_Task objective_.
Take every line that has the string "this" and copy it out.
***
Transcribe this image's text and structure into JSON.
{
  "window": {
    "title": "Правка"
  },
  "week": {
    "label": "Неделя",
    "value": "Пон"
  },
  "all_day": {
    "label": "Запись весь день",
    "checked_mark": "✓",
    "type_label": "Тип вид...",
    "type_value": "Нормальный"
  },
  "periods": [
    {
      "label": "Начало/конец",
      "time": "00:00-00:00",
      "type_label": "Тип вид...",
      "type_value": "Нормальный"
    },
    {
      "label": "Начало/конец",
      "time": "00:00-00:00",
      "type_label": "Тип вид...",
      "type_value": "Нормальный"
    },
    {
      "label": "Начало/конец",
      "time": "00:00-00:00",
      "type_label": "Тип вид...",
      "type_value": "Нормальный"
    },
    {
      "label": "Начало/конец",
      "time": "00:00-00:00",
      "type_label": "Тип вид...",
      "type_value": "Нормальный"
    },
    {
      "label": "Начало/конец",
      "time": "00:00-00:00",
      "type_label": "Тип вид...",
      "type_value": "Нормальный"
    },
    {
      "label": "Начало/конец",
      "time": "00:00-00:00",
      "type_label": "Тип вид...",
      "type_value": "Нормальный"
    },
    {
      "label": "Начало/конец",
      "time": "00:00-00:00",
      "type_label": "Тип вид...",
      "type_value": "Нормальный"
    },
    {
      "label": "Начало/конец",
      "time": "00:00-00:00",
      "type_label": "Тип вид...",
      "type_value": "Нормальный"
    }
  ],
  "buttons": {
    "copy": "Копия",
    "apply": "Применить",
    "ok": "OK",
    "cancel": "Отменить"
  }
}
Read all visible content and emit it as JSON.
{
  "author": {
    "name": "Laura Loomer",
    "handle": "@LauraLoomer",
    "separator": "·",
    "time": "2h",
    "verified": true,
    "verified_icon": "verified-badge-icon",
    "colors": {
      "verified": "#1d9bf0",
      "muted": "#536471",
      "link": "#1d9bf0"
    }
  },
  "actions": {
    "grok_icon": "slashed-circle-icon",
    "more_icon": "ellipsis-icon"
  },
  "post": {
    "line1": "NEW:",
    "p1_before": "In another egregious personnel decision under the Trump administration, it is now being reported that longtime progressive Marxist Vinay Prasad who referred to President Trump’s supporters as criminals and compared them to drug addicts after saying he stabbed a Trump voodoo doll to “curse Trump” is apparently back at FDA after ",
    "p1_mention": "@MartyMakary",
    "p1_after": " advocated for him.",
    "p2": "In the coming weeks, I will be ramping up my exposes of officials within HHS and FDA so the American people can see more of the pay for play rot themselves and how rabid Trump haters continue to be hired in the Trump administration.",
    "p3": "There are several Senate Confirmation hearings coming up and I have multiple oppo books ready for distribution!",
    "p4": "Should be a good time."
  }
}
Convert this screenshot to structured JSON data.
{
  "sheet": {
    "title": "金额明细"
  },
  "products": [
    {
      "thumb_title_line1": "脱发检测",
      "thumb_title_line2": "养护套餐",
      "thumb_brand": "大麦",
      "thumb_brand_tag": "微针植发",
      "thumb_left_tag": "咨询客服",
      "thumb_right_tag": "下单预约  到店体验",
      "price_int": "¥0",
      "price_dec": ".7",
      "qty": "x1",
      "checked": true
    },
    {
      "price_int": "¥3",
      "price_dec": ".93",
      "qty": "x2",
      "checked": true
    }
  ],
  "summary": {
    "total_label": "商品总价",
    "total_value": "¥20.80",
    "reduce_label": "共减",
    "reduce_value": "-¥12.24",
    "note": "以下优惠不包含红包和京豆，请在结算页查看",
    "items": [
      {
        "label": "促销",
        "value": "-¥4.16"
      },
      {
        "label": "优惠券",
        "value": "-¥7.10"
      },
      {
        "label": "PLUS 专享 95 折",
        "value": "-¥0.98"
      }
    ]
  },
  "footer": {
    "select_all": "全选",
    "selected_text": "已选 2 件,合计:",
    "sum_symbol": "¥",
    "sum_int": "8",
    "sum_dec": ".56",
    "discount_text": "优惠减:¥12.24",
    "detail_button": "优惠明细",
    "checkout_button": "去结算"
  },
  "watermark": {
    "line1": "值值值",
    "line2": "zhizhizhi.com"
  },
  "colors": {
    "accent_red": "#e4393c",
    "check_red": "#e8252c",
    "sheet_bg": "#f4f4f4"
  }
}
***
_Answer for the task_.
Transcribe this image's text and structure into JSON.
Convert this screenshot to structured JSON data.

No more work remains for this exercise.